→ **TASK PROMPT**
Print each line exactly as it is given.

(Dataset items)
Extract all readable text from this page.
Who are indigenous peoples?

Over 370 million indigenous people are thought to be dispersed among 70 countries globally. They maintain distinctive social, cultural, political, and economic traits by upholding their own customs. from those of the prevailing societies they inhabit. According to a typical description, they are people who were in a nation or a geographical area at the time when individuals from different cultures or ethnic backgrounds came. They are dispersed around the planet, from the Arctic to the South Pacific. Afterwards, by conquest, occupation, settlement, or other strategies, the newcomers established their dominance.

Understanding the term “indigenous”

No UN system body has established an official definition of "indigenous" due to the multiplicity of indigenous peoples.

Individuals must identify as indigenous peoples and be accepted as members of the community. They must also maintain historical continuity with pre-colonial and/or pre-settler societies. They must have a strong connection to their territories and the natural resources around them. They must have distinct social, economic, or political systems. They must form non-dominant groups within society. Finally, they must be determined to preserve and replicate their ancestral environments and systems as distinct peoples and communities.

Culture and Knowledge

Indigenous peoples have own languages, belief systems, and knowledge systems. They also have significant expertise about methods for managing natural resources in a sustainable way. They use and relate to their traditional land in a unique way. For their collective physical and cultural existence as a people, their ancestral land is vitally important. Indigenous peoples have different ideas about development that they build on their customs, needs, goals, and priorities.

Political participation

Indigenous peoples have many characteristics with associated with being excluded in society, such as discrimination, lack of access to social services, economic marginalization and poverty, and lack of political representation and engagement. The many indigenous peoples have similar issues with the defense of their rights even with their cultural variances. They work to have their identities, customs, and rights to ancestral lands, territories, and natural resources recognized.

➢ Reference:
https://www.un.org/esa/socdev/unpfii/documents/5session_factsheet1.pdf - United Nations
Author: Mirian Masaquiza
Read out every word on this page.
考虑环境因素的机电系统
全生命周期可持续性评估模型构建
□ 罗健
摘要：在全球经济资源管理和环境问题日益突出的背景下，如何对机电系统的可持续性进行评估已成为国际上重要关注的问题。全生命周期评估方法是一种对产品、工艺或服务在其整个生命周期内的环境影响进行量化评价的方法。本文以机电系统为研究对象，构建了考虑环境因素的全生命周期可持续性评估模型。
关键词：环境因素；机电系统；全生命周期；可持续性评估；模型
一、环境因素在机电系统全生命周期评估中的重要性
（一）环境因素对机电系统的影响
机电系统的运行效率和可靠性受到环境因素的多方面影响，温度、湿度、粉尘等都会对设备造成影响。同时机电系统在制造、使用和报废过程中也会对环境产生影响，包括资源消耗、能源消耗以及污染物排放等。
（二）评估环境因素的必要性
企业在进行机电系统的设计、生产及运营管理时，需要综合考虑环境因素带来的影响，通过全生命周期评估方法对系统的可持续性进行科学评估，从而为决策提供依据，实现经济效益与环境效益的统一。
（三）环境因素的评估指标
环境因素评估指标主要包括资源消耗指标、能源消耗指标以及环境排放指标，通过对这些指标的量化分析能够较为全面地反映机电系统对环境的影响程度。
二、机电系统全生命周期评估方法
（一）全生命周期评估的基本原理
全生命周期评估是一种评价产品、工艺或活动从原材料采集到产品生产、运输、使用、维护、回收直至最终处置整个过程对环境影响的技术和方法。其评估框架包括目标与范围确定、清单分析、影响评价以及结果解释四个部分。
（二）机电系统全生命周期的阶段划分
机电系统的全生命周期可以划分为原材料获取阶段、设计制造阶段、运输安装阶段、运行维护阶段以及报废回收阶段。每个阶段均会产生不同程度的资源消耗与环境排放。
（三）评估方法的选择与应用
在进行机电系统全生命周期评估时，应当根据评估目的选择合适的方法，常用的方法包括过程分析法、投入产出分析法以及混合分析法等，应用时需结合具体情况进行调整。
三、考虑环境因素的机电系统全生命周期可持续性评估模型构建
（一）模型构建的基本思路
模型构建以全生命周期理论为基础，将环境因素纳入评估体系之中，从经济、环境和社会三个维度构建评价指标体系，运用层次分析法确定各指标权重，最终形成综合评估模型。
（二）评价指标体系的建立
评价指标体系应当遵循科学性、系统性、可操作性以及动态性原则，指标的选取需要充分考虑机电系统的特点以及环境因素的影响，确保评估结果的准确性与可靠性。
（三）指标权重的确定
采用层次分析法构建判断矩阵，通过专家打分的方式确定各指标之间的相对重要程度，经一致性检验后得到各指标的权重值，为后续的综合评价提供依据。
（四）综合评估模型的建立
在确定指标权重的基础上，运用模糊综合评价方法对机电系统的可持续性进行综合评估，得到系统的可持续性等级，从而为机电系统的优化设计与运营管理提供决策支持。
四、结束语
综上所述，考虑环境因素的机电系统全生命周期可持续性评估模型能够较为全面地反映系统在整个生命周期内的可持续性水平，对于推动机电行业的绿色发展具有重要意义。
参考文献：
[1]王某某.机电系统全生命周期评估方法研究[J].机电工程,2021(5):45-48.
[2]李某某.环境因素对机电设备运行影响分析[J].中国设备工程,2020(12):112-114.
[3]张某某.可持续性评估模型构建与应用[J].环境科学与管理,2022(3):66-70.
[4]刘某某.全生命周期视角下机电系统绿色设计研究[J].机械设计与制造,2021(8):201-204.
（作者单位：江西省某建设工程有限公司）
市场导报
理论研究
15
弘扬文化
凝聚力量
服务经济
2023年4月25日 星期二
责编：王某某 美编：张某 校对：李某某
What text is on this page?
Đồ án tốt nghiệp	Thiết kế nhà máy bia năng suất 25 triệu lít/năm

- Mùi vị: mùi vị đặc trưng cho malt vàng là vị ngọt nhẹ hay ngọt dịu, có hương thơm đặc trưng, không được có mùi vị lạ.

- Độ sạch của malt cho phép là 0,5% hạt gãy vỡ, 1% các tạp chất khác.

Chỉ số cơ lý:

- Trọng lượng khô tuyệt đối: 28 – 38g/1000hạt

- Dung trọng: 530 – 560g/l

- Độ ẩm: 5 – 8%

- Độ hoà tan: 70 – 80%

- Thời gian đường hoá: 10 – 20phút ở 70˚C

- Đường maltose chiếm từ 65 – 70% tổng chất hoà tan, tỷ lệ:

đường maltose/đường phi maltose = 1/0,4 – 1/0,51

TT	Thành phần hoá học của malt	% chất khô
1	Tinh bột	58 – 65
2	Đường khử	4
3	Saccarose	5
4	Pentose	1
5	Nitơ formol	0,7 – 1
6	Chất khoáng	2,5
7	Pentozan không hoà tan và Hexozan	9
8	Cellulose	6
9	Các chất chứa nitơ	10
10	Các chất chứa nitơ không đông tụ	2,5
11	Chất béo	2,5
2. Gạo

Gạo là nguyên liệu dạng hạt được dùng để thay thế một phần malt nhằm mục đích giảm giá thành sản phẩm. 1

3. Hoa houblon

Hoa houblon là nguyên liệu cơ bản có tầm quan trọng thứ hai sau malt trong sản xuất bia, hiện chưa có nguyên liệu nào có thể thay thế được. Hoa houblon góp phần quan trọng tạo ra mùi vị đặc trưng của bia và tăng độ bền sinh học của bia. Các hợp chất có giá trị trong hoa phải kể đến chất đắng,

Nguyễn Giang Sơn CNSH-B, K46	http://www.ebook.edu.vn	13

→ **SOLUTION FOR THIS PROBLEM**
Extract all readable text from this page.
Who are indigenous peoples?

Over 370 million indigenous people are thought to be dispersed among 70 countries globally. They maintain distinctive social, cultural, political, and economic traits by upholding their own customs. from those of the prevailing societies they inhabit. According to a typical description, they are people who were in a nation or a geographical area at the time when individuals from different cultures or ethnic backgrounds came. They are dispersed around the planet, from the Arctic to the South Pacific. Afterwards, by conquest, occupation, settlement, or other strategies, the newcomers established their dominance.

Understanding the term “indigenous”

No UN system body has established an official definition of "indigenous" due to the multiplicity of indigenous peoples.

Individuals must identify as indigenous peoples and be accepted as members of the community. They must also maintain historical continuity with pre-colonial and/or pre-settler societies. They must have a strong connection to their territories and the natural resources around them. They must have distinct social, economic, or political systems. They must form non-dominant groups within society. Finally, they must be determined to preserve and replicate their ancestral environments and systems as distinct peoples and communities.

Culture and Knowledge

Indigenous peoples have own languages, belief systems, and knowledge systems. They also have significant expertise about methods for managing natural resources in a sustainable way. They use and relate to their traditional land in a unique way. For their collective physical and cultural existence as a people, their ancestral land is vitally important. Indigenous peoples have different ideas about development that they build on their customs, needs, goals, and priorities.

Political participation

Indigenous peoples have many characteristics with associated with being excluded in society, such as discrimination, lack of access to social services, economic marginalization and poverty, and lack of political representation and engagement. The many indigenous peoples have similar issues with the defense of their rights even with their cultural variances. They work to have their identities, customs, and rights to ancestral lands, territories, and natural resources recognized.

➢ Reference:
https://www.un.org/esa/socdev/unpfii/documents/5session_factsheet1.pdf - United Nations
Author: Mirian Masaquiza
Read out every word on this page.
考虑环境因素的机电系统
全生命周期可持续性评估模型构建
□ 罗健
摘要：在全球经济资源管理和环境问题日益突出的背景下，如何对机电系统的可持续性进行评估已成为国际上重要关注的问题。全生命周期评估方法是一种对产品、工艺或服务在其整个生命周期内的环境影响进行量化评价的方法。本文以机电系统为研究对象，构建了考虑环境因素的全生命周期可持续性评估模型。
关键词：环境因素；机电系统；全生命周期；可持续性评估；模型
一、环境因素在机电系统全生命周期评估中的重要性
（一）环境因素对机电系统的影响
机电系统的运行效率和可靠性受到环境因素的多方面影响，温度、湿度、粉尘等都会对设备造成影响。同时机电系统在制造、使用和报废过程中也会对环境产生影响，包括资源消耗、能源消耗以及污染物排放等。
（二）评估环境因素的必要性
企业在进行机电系统的设计、生产及运营管理时，需要综合考虑环境因素带来的影响，通过全生命周期评估方法对系统的可持续性进行科学评估，从而为决策提供依据，实现经济效益与环境效益的统一。
（三）环境因素的评估指标
环境因素评估指标主要包括资源消耗指标、能源消耗指标以及环境排放指标，通过对这些指标的量化分析能够较为全面地反映机电系统对环境的影响程度。
二、机电系统全生命周期评估方法
（一）全生命周期评估的基本原理
全生命周期评估是一种评价产品、工艺或活动从原材料采集到产品生产、运输、使用、维护、回收直至最终处置整个过程对环境影响的技术和方法。其评估框架包括目标与范围确定、清单分析、影响评价以及结果解释四个部分。
（二）机电系统全生命周期的阶段划分
机电系统的全生命周期可以划分为原材料获取阶段、设计制造阶段、运输安装阶段、运行维护阶段以及报废回收阶段。每个阶段均会产生不同程度的资源消耗与环境排放。
（三）评估方法的选择与应用
在进行机电系统全生命周期评估时，应当根据评估目的选择合适的方法，常用的方法包括过程分析法、投入产出分析法以及混合分析法等，应用时需结合具体情况进行调整。
三、考虑环境因素的机电系统全生命周期可持续性评估模型构建
（一）模型构建的基本思路
模型构建以全生命周期理论为基础，将环境因素纳入评估体系之中，从经济、环境和社会三个维度构建评价指标体系，运用层次分析法确定各指标权重，最终形成综合评估模型。
（二）评价指标体系的建立
评价指标体系应当遵循科学性、系统性、可操作性以及动态性原则，指标的选取需要充分考虑机电系统的特点以及环境因素的影响，确保评估结果的准确性与可靠性。
（三）指标权重的确定
采用层次分析法构建判断矩阵，通过专家打分的方式确定各指标之间的相对重要程度，经一致性检验后得到各指标的权重值，为后续的综合评价提供依据。
（四）综合评估模型的建立
在确定指标权重的基础上，运用模糊综合评价方法对机电系统的可持续性进行综合评估，得到系统的可持续性等级，从而为机电系统的优化设计与运营管理提供决策支持。
四、结束语
综上所述，考虑环境因素的机电系统全生命周期可持续性评估模型能够较为全面地反映系统在整个生命周期内的可持续性水平，对于推动机电行业的绿色发展具有重要意义。
参考文献：
[1]王某某.机电系统全生命周期评估方法研究[J].机电工程,2021(5):45-48.
[2]李某某.环境因素对机电设备运行影响分析[J].中国设备工程,2020(12):112-114.
[3]张某某.可持续性评估模型构建与应用[J].环境科学与管理,2022(3):66-70.
[4]刘某某.全生命周期视角下机电系统绿色设计研究[J].机械设计与制造,2021(8):201-204.
（作者单位：江西省某建设工程有限公司）
市场导报
理论研究
15
弘扬文化
凝聚力量
服务经济
2023年4月25日 星期二
责编：王某某 美编：张某 校对：李某某
What text is on this page?
Đồ án tốt nghiệp	Thiết kế nhà máy bia năng suất 25 triệu lít/năm

- Mùi vị: mùi vị đặc trưng cho malt vàng là vị ngọt nhẹ hay ngọt dịu, có hương thơm đặc trưng, không được có mùi vị lạ.

- Độ sạch của malt cho phép là 0,5% hạt gãy vỡ, 1% các tạp chất khác.

Chỉ số cơ lý:

- Trọng lượng khô tuyệt đối: 28 – 38g/1000hạt

- Dung trọng: 530 – 560g/l

- Độ ẩm: 5 – 8%

- Độ hoà tan: 70 – 80%

- Thời gian đường hoá: 10 – 20phút ở 70˚C

- Đường maltose chiếm từ 65 – 70% tổng chất hoà tan, tỷ lệ:

đường maltose/đường phi maltose = 1/0,4 – 1/0,51

TT	Thành phần hoá học của malt	% chất khô
1	Tinh bột	58 – 65
2	Đường khử	4
3	Saccarose	5
4	Pentose	1
5	Nitơ formol	0,7 – 1
6	Chất khoáng	2,5
7	Pentozan không hoà tan và Hexozan	9
8	Cellulose	6
9	Các chất chứa nitơ	10
10	Các chất chứa nitơ không đông tụ	2,5
11	Chất béo	2,5
2. Gạo

Gạo là nguyên liệu dạng hạt được dùng để thay thế một phần malt nhằm mục đích giảm giá thành sản phẩm. 1

3. Hoa houblon

Hoa houblon là nguyên liệu cơ bản có tầm quan trọng thứ hai sau malt trong sản xuất bia, hiện chưa có nguyên liệu nào có thể thay thế được. Hoa houblon góp phần quan trọng tạo ra mùi vị đặc trưng của bia và tăng độ bền sinh học của bia. Các hợp chất có giá trị trong hoa phải kể đến chất đắng,

Nguyễn Giang Sơn CNSH-B, K46	http://www.ebook.edu.vn	13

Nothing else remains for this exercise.